INFORMATION PROVIDED Start Marker

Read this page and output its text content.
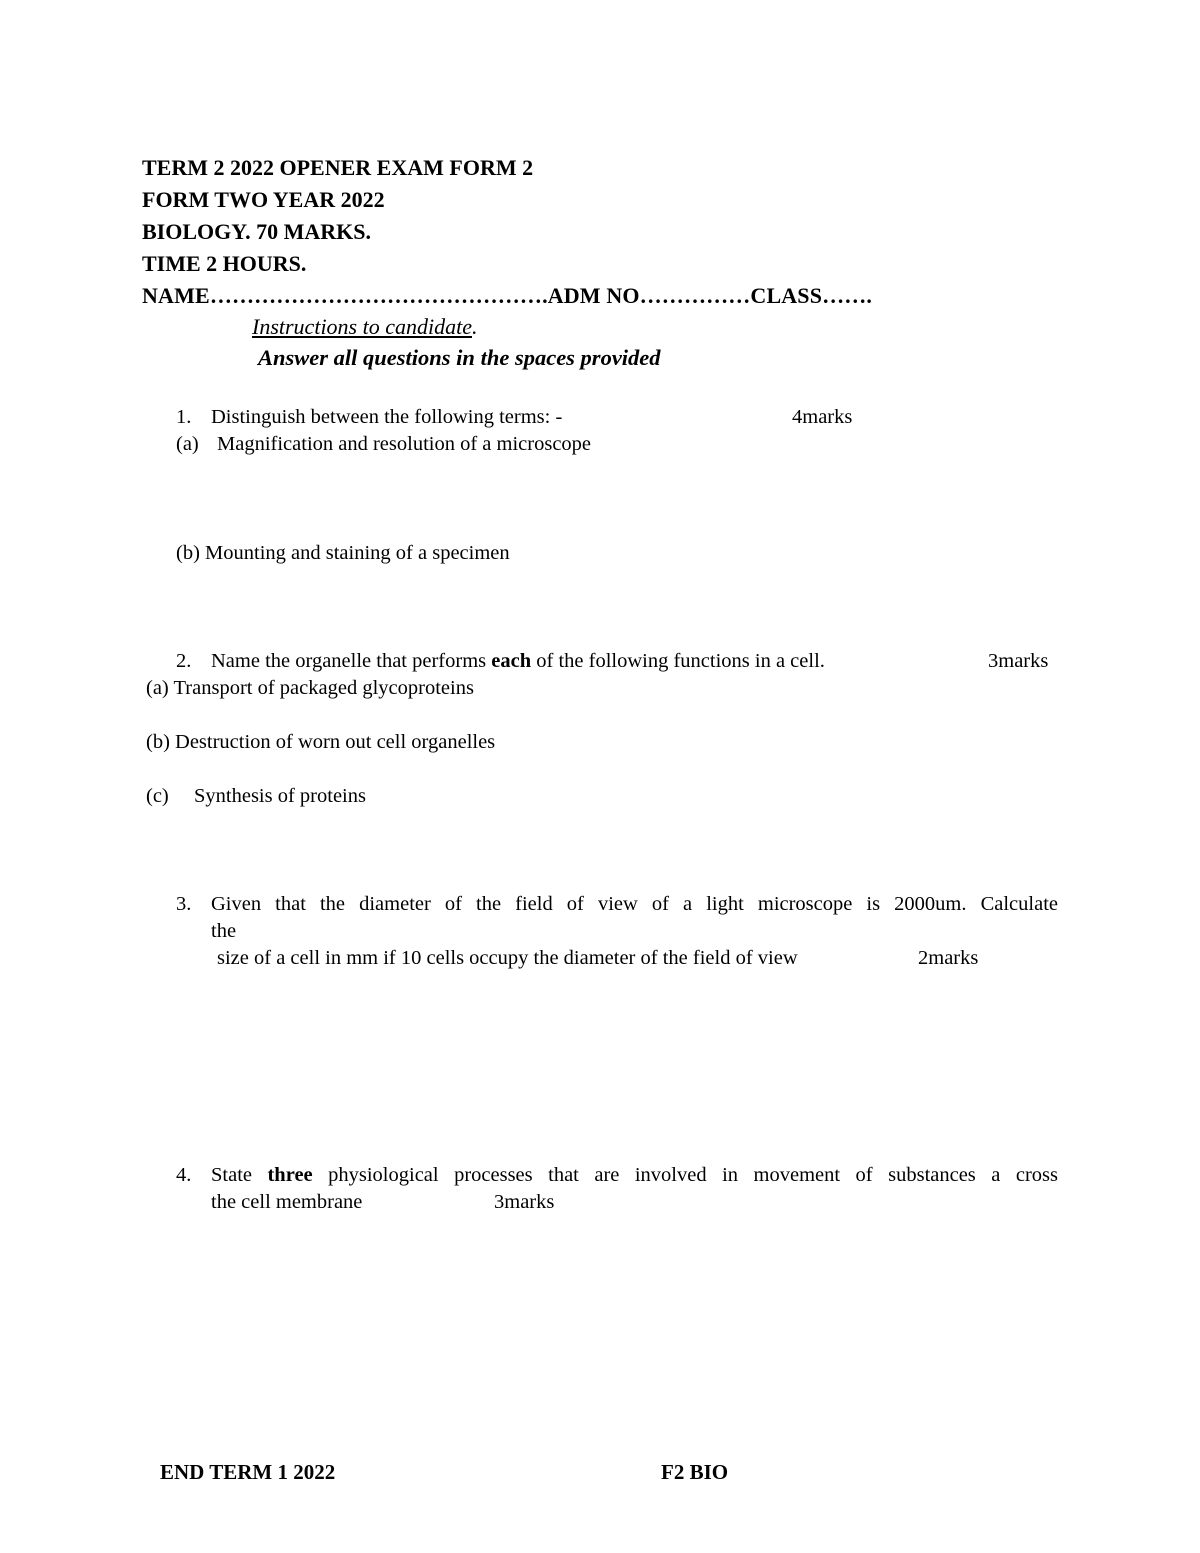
TERM 2 2022 OPENER EXAM FORM 2
FORM TWO YEAR 2022
BIOLOGY. 70 MARKS.
TIME 2 HOURS.
NAME……………………………………….ADM NO……………CLASS…….
Instructions to candidate.
Answer all questions in the spaces provided
1. Distinguish between the following terms: -	4marks
(a) Magnification and resolution of a microscope
(b) Mounting and staining of a specimen
2. Name the organelle that performs each of the following functions in a cell.	3marks
(a) Transport of packaged glycoproteins
(b) Destruction of worn out cell organelles
(c) Synthesis of proteins
3. Given that the diameter of the field of view of a light microscope is 2000um. Calculate
the
size of a cell in mm if 10 cells occupy the diameter of the field of view	2marks
4. State three physiological processes that are involved in movement of substances a cross
the cell membrane	3marks
END TERM 1 2022	F2 BIO
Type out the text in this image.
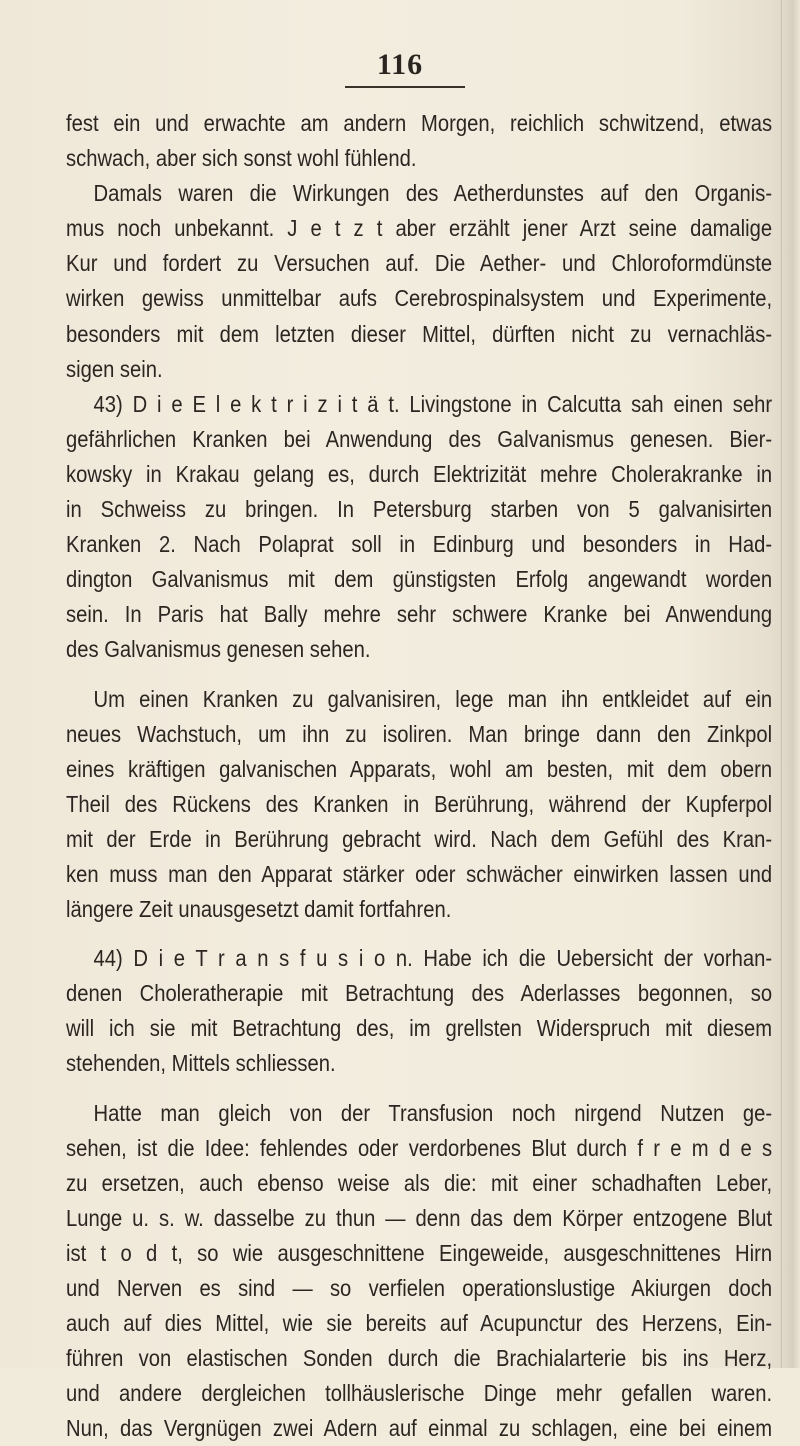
116
fest ein und erwachte am andern Morgen, reichlich schwitzend, etwas
schwach, aber sich sonst wohl fühlend.
Damals waren die Wirkungen des Aetherdunstes auf den Organis-
mus noch unbekannt. J e t z t aber erzählt jener Arzt seine damalige
Kur und fordert zu Versuchen auf. Die Aether- und Chloroformdünste
wirken gewiss unmittelbar aufs Cerebrospinalsystem und Experimente,
besonders mit dem letzten dieser Mittel, dürften nicht zu vernachläs-
sigen sein.
43) D i e E l e k t r i z i t ä t. Livingstone in Calcutta sah einen sehr
gefährlichen Kranken bei Anwendung des Galvanismus genesen. Bier-
kowsky in Krakau gelang es, durch Elektrizität mehre Cholerakranke in
in Schweiss zu bringen. In Petersburg starben von 5 galvanisirten
Kranken 2. Nach Polaprat soll in Edinburg und besonders in Had-
dington Galvanismus mit dem günstigsten Erfolg angewandt worden
sein. In Paris hat Bally mehre sehr schwere Kranke bei Anwendung
des Galvanismus genesen sehen.
Um einen Kranken zu galvanisiren, lege man ihn entkleidet auf ein
neues Wachstuch, um ihn zu isoliren. Man bringe dann den Zinkpol
eines kräftigen galvanischen Apparats, wohl am besten, mit dem obern
Theil des Rückens des Kranken in Berührung, während der Kupferpol
mit der Erde in Berührung gebracht wird. Nach dem Gefühl des Kran-
ken muss man den Apparat stärker oder schwächer einwirken lassen und
längere Zeit unausgesetzt damit fortfahren.
44) D i e T r a n s f u s i o n. Habe ich die Uebersicht der vorhan-
denen Choleratherapie mit Betrachtung des Aderlasses begonnen, so
will ich sie mit Betrachtung des, im grellsten Widerspruch mit diesem
stehenden, Mittels schliessen.
Hatte man gleich von der Transfusion noch nirgend Nutzen ge-
sehen, ist die Idee: fehlendes oder verdorbenes Blut durch f r e m d e s
zu ersetzen, auch ebenso weise als die: mit einer schadhaften Leber,
Lunge u. s. w. dasselbe zu thun — denn das dem Körper entzogene Blut
ist t o d t, so wie ausgeschnittene Eingeweide, ausgeschnittenes Hirn
und Nerven es sind — so verfielen operationslustige Akiurgen doch
auch auf dies Mittel, wie sie bereits auf Acupunctur des Herzens, Ein-
führen von elastischen Sonden durch die Brachialarterie bis ins Herz,
und andere dergleichen tollhäuslerische Dinge mehr gefallen waren.
Nun, das Vergnügen zwei Adern auf einmal zu schlagen, eine bei einem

INFORMATION PROVIDED End Marker

§ DIRECTIONS
Report, using only a number, how many lines above hold the word "that".

§ SOLVED EXERCISE
3